(Data entries)
▽

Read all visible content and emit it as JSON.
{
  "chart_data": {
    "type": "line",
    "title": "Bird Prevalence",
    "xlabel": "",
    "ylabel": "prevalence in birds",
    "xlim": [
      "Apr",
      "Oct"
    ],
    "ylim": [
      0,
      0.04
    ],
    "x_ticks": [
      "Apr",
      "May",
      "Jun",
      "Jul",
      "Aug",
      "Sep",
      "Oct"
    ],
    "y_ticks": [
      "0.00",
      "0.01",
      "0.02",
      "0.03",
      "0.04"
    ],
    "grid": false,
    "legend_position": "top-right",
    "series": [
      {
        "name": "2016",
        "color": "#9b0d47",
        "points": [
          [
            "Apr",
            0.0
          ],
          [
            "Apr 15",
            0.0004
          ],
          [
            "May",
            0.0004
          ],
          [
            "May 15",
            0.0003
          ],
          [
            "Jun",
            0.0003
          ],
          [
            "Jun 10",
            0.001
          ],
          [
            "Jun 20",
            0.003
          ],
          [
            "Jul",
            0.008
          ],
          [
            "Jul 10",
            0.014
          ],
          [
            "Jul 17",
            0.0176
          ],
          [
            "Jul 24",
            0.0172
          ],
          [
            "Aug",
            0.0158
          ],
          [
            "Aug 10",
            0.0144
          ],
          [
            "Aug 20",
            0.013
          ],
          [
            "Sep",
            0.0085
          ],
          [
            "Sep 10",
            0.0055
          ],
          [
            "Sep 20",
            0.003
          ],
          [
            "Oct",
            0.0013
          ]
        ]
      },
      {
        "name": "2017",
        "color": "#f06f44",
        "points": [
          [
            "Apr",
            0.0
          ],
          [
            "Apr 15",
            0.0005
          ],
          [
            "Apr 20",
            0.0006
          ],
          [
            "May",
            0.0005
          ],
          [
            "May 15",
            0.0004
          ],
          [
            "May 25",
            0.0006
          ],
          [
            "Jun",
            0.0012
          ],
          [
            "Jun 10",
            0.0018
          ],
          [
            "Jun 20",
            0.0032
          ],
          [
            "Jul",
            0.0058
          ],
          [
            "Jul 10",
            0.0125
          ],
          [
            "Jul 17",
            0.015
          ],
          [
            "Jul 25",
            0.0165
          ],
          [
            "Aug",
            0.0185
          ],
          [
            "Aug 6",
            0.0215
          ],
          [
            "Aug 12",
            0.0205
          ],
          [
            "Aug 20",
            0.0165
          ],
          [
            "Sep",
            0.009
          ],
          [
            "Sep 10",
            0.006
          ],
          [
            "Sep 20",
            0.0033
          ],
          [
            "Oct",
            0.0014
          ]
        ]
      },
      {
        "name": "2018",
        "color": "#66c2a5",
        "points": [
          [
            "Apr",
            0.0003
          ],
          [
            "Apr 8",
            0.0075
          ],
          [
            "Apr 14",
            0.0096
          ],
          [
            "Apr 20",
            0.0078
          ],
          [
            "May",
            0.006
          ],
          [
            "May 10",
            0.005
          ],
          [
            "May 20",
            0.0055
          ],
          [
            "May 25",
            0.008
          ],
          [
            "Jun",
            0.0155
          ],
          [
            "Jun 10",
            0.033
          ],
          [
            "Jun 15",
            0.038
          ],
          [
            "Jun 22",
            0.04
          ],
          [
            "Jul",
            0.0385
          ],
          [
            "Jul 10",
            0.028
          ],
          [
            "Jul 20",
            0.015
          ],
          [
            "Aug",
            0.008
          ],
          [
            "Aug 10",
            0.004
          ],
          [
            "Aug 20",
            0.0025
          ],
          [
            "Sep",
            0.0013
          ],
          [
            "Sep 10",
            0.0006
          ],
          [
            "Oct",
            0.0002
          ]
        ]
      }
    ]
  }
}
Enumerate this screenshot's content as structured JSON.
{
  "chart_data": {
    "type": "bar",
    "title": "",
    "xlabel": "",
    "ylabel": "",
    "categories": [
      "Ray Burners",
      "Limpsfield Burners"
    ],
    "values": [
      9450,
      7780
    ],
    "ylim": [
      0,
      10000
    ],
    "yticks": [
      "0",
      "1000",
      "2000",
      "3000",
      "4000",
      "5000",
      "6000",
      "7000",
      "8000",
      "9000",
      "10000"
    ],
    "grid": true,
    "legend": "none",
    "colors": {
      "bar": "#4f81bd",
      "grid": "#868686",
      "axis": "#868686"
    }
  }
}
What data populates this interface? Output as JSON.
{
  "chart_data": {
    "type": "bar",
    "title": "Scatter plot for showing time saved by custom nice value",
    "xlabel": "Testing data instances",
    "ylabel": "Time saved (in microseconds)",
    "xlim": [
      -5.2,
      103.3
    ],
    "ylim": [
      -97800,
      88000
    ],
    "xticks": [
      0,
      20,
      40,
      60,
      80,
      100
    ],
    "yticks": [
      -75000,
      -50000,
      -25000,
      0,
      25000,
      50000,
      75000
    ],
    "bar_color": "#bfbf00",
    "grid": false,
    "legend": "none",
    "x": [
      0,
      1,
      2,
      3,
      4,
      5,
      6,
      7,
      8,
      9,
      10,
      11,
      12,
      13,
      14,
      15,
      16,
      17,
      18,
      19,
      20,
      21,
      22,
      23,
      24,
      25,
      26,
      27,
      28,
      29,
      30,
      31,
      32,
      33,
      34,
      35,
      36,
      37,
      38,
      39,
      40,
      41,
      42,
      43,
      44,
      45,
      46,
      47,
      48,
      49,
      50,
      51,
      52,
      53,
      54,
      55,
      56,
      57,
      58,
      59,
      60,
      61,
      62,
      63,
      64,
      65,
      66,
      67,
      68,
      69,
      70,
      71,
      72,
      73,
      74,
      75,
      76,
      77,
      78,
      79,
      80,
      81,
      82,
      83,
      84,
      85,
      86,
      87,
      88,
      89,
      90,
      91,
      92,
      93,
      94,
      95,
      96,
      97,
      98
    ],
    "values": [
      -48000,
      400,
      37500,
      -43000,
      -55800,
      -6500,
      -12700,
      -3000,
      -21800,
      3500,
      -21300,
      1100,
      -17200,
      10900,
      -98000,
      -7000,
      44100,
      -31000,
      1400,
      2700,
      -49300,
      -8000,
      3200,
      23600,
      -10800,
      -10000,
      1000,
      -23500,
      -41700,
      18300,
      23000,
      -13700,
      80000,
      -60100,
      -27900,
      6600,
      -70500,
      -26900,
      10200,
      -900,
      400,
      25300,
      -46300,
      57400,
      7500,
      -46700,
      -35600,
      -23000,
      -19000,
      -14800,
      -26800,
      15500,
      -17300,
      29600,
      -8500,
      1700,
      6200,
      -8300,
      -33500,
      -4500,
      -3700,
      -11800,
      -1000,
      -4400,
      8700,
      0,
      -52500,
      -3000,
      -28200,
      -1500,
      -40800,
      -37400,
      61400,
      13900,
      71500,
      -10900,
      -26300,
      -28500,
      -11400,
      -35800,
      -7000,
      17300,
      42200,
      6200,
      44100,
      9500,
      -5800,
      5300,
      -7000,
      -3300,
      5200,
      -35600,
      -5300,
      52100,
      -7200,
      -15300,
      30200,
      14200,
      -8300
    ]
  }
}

△

◆ WORK REQUIRED:
Retype the entries exactly, including every line.

◆ SOLUTION TO THIS EXERCISE:
Read all visible content and emit it as JSON.
{
  "chart_data": {
    "type": "line",
    "title": "Bird Prevalence",
    "xlabel": "",
    "ylabel": "prevalence in birds",
    "xlim": [
      "Apr",
      "Oct"
    ],
    "ylim": [
      0,
      0.04
    ],
    "x_ticks": [
      "Apr",
      "May",
      "Jun",
      "Jul",
      "Aug",
      "Sep",
      "Oct"
    ],
    "y_ticks": [
      "0.00",
      "0.01",
      "0.02",
      "0.03",
      "0.04"
    ],
    "grid": false,
    "legend_position": "top-right",
    "series": [
      {
        "name": "2016",
        "color": "#9b0d47",
        "points": [
          [
            "Apr",
            0.0
          ],
          [
            "Apr 15",
            0.0004
          ],
          [
            "May",
            0.0004
          ],
          [
            "May 15",
            0.0003
          ],
          [
            "Jun",
            0.0003
          ],
          [
            "Jun 10",
            0.001
          ],
          [
            "Jun 20",
            0.003
          ],
          [
            "Jul",
            0.008
          ],
          [
            "Jul 10",
            0.014
          ],
          [
            "Jul 17",
            0.0176
          ],
          [
            "Jul 24",
            0.0172
          ],
          [
            "Aug",
            0.0158
          ],
          [
            "Aug 10",
            0.0144
          ],
          [
            "Aug 20",
            0.013
          ],
          [
            "Sep",
            0.0085
          ],
          [
            "Sep 10",
            0.0055
          ],
          [
            "Sep 20",
            0.003
          ],
          [
            "Oct",
            0.0013
          ]
        ]
      },
      {
        "name": "2017",
        "color": "#f06f44",
        "points": [
          [
            "Apr",
            0.0
          ],
          [
            "Apr 15",
            0.0005
          ],
          [
            "Apr 20",
            0.0006
          ],
          [
            "May",
            0.0005
          ],
          [
            "May 15",
            0.0004
          ],
          [
            "May 25",
            0.0006
          ],
          [
            "Jun",
            0.0012
          ],
          [
            "Jun 10",
            0.0018
          ],
          [
            "Jun 20",
            0.0032
          ],
          [
            "Jul",
            0.0058
          ],
          [
            "Jul 10",
            0.0125
          ],
          [
            "Jul 17",
            0.015
          ],
          [
            "Jul 25",
            0.0165
          ],
          [
            "Aug",
            0.0185
          ],
          [
            "Aug 6",
            0.0215
          ],
          [
            "Aug 12",
            0.0205
          ],
          [
            "Aug 20",
            0.0165
          ],
          [
            "Sep",
            0.009
          ],
          [
            "Sep 10",
            0.006
          ],
          [
            "Sep 20",
            0.0033
          ],
          [
            "Oct",
            0.0014
          ]
        ]
      },
      {
        "name": "2018",
        "color": "#66c2a5",
        "points": [
          [
            "Apr",
            0.0003
          ],
          [
            "Apr 8",
            0.0075
          ],
          [
            "Apr 14",
            0.0096
          ],
          [
            "Apr 20",
            0.0078
          ],
          [
            "May",
            0.006
          ],
          [
            "May 10",
            0.005
          ],
          [
            "May 20",
            0.0055
          ],
          [
            "May 25",
            0.008
          ],
          [
            "Jun",
            0.0155
          ],
          [
            "Jun 10",
            0.033
          ],
          [
            "Jun 15",
            0.038
          ],
          [
            "Jun 22",
            0.04
          ],
          [
            "Jul",
            0.0385
          ],
          [
            "Jul 10",
            0.028
          ],
          [
            "Jul 20",
            0.015
          ],
          [
            "Aug",
            0.008
          ],
          [
            "Aug 10",
            0.004
          ],
          [
            "Aug 20",
            0.0025
          ],
          [
            "Sep",
            0.0013
          ],
          [
            "Sep 10",
            0.0006
          ],
          [
            "Oct",
            0.0002
          ]
        ]
      }
    ]
  }
}
Enumerate this screenshot's content as structured JSON.
{
  "chart_data": {
    "type": "bar",
    "title": "",
    "xlabel": "",
    "ylabel": "",
    "categories": [
      "Ray Burners",
      "Limpsfield Burners"
    ],
    "values": [
      9450,
      7780
    ],
    "ylim": [
      0,
      10000
    ],
    "yticks": [
      "0",
      "1000",
      "2000",
      "3000",
      "4000",
      "5000",
      "6000",
      "7000",
      "8000",
      "9000",
      "10000"
    ],
    "grid": true,
    "legend": "none",
    "colors": {
      "bar": "#4f81bd",
      "grid": "#868686",
      "axis": "#868686"
    }
  }
}
What data populates this interface? Output as JSON.
{
  "chart_data": {
    "type": "bar",
    "title": "Scatter plot for showing time saved by custom nice value",
    "xlabel": "Testing data instances",
    "ylabel": "Time saved (in microseconds)",
    "xlim": [
      -5.2,
      103.3
    ],
    "ylim": [
      -97800,
      88000
    ],
    "xticks": [
      0,
      20,
      40,
      60,
      80,
      100
    ],
    "yticks": [
      -75000,
      -50000,
      -25000,
      0,
      25000,
      50000,
      75000
    ],
    "bar_color": "#bfbf00",
    "grid": false,
    "legend": "none",
    "x": [
      0,
      1,
      2,
      3,
      4,
      5,
      6,
      7,
      8,
      9,
      10,
      11,
      12,
      13,
      14,
      15,
      16,
      17,
      18,
      19,
      20,
      21,
      22,
      23,
      24,
      25,
      26,
      27,
      28,
      29,
      30,
      31,
      32,
      33,
      34,
      35,
      36,
      37,
      38,
      39,
      40,
      41,
      42,
      43,
      44,
      45,
      46,
      47,
      48,
      49,
      50,
      51,
      52,
      53,
      54,
      55,
      56,
      57,
      58,
      59,
      60,
      61,
      62,
      63,
      64,
      65,
      66,
      67,
      68,
      69,
      70,
      71,
      72,
      73,
      74,
      75,
      76,
      77,
      78,
      79,
      80,
      81,
      82,
      83,
      84,
      85,
      86,
      87,
      88,
      89,
      90,
      91,
      92,
      93,
      94,
      95,
      96,
      97,
      98
    ],
    "values": [
      -48000,
      400,
      37500,
      -43000,
      -55800,
      -6500,
      -12700,
      -3000,
      -21800,
      3500,
      -21300,
      1100,
      -17200,
      10900,
      -98000,
      -7000,
      44100,
      -31000,
      1400,
      2700,
      -49300,
      -8000,
      3200,
      23600,
      -10800,
      -10000,
      1000,
      -23500,
      -41700,
      18300,
      23000,
      -13700,
      80000,
      -60100,
      -27900,
      6600,
      -70500,
      -26900,
      10200,
      -900,
      400,
      25300,
      -46300,
      57400,
      7500,
      -46700,
      -35600,
      -23000,
      -19000,
      -14800,
      -26800,
      15500,
      -17300,
      29600,
      -8500,
      1700,
      6200,
      -8300,
      -33500,
      -4500,
      -3700,
      -11800,
      -1000,
      -4400,
      8700,
      0,
      -52500,
      -3000,
      -28200,
      -1500,
      -40800,
      -37400,
      61400,
      13900,
      71500,
      -10900,
      -26300,
      -28500,
      -11400,
      -35800,
      -7000,
      17300,
      42200,
      6200,
      44100,
      9500,
      -5800,
      5300,
      -7000,
      -3300,
      5200,
      -35600,
      -5300,
      52100,
      -7200,
      -15300,
      30200,
      14200,
      -8300
    ]
  }
}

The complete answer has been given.